Exercise:
Below are the records; copy each line in them that holds the word "true".

Record set:
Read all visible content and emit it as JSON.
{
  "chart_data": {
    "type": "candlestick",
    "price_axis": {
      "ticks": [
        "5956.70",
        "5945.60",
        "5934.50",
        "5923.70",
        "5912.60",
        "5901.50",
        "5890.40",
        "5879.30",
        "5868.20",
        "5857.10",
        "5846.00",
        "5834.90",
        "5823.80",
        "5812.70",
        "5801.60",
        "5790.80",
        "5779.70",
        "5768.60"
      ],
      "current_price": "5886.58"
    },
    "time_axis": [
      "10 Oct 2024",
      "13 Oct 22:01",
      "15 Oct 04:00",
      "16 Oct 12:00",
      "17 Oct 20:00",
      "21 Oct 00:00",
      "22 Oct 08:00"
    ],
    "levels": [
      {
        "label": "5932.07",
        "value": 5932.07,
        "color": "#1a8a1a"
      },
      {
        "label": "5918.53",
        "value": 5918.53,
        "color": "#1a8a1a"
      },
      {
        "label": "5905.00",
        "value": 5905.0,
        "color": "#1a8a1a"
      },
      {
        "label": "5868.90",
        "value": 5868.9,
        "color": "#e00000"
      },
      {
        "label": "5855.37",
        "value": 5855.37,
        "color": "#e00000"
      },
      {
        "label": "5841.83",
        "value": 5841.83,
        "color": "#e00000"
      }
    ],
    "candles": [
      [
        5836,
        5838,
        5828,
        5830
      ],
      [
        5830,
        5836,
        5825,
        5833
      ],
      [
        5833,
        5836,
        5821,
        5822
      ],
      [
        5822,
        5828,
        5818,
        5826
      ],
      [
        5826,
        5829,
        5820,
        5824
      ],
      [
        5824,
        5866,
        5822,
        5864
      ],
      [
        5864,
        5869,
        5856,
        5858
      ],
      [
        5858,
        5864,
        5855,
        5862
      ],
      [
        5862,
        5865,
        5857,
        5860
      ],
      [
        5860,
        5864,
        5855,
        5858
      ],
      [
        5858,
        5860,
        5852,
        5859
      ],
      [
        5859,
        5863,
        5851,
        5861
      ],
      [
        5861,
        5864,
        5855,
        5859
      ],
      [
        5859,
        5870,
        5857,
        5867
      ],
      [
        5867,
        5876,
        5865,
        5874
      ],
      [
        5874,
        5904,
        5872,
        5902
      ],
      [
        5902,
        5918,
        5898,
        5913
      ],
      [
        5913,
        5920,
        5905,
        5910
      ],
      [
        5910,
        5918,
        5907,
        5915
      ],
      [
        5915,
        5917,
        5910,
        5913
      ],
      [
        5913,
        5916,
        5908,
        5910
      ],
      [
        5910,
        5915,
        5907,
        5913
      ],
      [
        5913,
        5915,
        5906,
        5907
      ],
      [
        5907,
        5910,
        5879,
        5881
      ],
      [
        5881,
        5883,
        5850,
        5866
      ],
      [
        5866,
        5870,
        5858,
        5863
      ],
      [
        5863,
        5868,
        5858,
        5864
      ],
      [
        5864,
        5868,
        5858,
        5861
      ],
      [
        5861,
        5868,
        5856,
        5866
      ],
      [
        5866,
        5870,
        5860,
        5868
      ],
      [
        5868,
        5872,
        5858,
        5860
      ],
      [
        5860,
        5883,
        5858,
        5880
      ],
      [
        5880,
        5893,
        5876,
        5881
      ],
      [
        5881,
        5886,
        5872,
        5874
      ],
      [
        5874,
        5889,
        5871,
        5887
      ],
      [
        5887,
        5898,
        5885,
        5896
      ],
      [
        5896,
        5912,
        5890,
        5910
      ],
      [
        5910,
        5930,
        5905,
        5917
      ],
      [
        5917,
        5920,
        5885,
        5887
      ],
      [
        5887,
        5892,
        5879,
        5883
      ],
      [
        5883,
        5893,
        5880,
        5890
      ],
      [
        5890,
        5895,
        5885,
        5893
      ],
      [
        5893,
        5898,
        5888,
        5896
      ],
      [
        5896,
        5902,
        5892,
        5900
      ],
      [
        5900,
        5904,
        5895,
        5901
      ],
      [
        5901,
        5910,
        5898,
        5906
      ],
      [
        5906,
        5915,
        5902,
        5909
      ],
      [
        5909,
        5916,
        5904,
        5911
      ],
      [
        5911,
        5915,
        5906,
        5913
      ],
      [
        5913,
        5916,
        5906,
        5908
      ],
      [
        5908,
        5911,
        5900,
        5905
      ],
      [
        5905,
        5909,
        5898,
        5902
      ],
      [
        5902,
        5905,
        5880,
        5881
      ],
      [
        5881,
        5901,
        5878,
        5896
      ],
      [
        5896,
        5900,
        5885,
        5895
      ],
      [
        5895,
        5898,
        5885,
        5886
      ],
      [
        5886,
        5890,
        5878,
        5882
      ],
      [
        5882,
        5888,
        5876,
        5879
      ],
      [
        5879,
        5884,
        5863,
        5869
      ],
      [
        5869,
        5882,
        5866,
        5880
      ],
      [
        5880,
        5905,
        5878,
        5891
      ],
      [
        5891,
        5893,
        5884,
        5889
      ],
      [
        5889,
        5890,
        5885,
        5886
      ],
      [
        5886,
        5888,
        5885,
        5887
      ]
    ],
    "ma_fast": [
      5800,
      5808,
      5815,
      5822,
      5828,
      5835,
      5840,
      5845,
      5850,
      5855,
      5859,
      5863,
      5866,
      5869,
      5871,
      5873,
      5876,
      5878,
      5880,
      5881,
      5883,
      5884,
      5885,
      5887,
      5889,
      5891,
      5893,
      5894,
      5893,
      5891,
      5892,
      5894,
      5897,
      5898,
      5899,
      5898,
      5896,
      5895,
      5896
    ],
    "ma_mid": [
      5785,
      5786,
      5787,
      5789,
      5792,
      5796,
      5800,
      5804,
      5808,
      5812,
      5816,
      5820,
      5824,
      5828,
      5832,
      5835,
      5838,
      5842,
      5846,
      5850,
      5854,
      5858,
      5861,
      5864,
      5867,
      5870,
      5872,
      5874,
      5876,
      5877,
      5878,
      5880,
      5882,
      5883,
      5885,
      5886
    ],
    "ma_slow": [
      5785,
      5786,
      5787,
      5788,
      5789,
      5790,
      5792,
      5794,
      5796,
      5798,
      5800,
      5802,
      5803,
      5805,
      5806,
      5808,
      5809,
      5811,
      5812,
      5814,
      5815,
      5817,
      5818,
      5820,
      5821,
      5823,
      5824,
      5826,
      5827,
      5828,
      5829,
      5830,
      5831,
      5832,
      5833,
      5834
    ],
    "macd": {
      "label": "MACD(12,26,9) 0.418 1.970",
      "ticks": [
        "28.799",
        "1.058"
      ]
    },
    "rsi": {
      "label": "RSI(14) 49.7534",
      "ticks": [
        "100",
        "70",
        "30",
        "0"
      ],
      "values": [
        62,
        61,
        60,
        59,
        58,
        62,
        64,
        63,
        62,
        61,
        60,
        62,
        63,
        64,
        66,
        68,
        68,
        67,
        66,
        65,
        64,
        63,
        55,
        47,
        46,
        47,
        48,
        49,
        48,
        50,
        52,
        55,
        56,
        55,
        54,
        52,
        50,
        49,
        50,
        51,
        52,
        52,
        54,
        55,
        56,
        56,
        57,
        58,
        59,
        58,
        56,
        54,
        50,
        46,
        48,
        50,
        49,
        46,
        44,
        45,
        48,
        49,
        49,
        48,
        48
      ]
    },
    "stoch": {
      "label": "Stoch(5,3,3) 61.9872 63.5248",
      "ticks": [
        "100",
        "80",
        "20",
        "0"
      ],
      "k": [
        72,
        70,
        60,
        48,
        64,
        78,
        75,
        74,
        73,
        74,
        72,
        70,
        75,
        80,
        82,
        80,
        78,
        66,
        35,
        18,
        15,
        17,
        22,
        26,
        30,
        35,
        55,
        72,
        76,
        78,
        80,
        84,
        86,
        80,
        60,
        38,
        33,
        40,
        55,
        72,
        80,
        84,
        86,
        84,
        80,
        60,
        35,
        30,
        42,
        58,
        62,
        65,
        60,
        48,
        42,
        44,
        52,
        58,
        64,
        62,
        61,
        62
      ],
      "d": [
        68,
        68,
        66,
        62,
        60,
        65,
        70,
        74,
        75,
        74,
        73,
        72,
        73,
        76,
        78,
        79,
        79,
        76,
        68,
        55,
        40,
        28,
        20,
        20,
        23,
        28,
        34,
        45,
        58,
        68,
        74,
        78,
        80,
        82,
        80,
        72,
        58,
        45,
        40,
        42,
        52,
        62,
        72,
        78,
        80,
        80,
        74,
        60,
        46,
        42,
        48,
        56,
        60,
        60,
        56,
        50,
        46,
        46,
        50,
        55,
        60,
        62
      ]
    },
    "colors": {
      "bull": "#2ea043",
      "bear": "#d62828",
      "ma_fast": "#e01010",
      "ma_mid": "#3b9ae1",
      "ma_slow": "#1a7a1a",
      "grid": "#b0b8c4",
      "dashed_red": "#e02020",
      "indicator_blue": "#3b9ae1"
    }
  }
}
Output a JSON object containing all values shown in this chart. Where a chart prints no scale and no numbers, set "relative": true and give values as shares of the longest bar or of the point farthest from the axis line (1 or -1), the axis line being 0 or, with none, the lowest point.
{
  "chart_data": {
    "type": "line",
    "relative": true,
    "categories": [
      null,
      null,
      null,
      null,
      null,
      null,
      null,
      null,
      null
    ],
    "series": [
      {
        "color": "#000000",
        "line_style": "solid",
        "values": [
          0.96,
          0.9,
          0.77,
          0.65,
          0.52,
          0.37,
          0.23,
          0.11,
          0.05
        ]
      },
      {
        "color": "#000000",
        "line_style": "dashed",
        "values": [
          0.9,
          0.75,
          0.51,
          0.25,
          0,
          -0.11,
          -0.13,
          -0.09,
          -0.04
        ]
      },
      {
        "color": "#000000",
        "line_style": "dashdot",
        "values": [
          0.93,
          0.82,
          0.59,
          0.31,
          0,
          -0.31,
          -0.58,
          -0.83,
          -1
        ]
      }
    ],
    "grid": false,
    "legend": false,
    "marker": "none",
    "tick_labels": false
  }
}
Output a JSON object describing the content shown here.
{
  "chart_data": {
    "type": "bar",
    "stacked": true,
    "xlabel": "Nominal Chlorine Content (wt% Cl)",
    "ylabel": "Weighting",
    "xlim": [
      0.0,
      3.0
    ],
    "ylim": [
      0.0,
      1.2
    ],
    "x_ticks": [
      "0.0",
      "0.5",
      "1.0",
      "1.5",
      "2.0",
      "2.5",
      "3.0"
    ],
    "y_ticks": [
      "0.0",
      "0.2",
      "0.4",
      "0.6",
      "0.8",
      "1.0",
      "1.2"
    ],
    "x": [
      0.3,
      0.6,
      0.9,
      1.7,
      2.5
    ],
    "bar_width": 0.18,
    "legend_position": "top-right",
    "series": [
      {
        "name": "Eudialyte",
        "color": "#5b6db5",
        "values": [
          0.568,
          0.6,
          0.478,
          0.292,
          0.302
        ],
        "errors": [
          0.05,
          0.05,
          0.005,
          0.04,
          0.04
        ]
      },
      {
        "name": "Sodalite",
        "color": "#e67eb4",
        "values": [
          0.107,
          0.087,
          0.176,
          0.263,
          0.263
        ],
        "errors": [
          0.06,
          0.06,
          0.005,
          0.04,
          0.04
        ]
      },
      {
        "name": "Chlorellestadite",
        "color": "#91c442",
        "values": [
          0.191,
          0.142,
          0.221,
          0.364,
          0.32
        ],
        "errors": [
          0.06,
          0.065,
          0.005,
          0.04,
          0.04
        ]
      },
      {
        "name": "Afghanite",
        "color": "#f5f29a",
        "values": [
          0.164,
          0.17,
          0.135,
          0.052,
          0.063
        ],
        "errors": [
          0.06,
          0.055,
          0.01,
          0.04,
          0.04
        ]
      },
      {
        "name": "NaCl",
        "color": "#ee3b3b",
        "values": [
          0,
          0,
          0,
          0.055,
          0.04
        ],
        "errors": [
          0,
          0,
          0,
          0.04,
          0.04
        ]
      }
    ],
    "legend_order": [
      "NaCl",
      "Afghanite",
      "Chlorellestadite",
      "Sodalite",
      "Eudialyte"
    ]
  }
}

Response to the exercise:
Output a JSON object containing all values shown in this chart. Where a chart prints no scale and no numbers, set "relative": true and give values as shares of the longest bar or of the point farthest from the axis line (1 or -1), the axis line being 0 or, with none, the lowest point.
    "relative": true,
    "stacked": true,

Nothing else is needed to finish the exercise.